_Task prompt_.
Using the listing below, select the lines with the word "color" and copy them.

_Stored data_.
● ● ● ● ●

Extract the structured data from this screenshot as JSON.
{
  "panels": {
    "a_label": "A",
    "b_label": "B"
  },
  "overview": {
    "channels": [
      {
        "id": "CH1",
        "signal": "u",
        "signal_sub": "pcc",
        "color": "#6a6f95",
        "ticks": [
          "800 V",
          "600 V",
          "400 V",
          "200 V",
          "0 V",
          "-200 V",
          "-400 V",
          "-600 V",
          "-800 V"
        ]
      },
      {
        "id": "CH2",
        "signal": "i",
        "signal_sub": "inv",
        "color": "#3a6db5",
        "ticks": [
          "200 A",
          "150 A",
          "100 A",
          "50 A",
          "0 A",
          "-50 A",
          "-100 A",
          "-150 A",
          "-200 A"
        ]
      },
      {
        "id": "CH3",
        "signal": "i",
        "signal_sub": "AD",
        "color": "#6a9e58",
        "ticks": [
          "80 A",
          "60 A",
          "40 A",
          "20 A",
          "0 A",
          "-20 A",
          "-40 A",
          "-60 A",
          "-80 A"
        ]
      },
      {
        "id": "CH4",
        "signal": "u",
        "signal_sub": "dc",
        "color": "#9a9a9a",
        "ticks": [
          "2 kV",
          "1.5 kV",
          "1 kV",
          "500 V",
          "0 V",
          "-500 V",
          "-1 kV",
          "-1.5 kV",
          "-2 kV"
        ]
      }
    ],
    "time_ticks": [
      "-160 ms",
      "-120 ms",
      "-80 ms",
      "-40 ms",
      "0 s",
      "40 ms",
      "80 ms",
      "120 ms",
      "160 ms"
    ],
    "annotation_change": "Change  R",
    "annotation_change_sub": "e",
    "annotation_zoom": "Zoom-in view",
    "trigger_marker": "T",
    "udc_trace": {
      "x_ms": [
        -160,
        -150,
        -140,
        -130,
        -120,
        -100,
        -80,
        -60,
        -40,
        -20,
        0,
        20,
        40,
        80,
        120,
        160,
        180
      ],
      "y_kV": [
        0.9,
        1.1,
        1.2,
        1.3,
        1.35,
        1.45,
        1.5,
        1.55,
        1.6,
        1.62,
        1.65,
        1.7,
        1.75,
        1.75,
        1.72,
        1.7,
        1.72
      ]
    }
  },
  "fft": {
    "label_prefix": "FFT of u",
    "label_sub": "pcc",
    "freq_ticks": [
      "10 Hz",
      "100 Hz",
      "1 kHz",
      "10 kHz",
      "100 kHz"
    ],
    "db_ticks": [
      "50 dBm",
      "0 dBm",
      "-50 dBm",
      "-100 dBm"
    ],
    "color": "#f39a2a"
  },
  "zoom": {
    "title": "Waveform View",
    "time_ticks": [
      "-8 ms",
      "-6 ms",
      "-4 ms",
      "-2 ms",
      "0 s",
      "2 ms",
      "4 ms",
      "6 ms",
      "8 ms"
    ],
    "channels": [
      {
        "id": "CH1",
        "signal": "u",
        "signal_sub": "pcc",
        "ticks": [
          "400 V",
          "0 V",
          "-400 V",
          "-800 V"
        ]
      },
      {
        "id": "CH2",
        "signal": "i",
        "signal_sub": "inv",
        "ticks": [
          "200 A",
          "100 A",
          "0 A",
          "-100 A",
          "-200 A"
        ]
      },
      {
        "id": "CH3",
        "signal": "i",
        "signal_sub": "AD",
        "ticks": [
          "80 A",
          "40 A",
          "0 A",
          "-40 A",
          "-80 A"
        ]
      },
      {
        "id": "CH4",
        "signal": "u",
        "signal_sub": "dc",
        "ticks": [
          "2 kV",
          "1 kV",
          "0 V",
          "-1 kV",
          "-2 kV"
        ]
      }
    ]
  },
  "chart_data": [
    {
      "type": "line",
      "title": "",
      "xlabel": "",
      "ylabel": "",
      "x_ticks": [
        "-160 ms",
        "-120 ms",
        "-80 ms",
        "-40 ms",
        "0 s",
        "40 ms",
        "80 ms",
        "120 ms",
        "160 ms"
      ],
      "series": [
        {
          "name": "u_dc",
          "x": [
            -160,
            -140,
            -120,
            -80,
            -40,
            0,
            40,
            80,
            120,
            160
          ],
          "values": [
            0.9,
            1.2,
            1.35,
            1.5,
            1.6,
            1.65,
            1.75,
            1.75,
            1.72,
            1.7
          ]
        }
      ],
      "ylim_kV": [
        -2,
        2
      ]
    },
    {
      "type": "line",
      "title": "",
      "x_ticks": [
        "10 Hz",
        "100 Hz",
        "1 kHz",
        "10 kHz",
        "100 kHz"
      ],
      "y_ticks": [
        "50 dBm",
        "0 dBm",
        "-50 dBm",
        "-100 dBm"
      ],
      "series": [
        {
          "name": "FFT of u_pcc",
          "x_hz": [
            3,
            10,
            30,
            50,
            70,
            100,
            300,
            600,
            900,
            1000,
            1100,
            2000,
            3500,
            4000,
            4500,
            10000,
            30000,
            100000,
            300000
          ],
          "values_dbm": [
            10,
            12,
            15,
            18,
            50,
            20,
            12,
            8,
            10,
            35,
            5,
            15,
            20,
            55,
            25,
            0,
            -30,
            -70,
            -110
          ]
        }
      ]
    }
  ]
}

● ● ● ● ●

_The answer_.
        "color": "#6a6f95",
        "color": "#3a6db5",
        "color": "#6a9e58",
        "color": "#9a9a9a",
    "color": "#f39a2a"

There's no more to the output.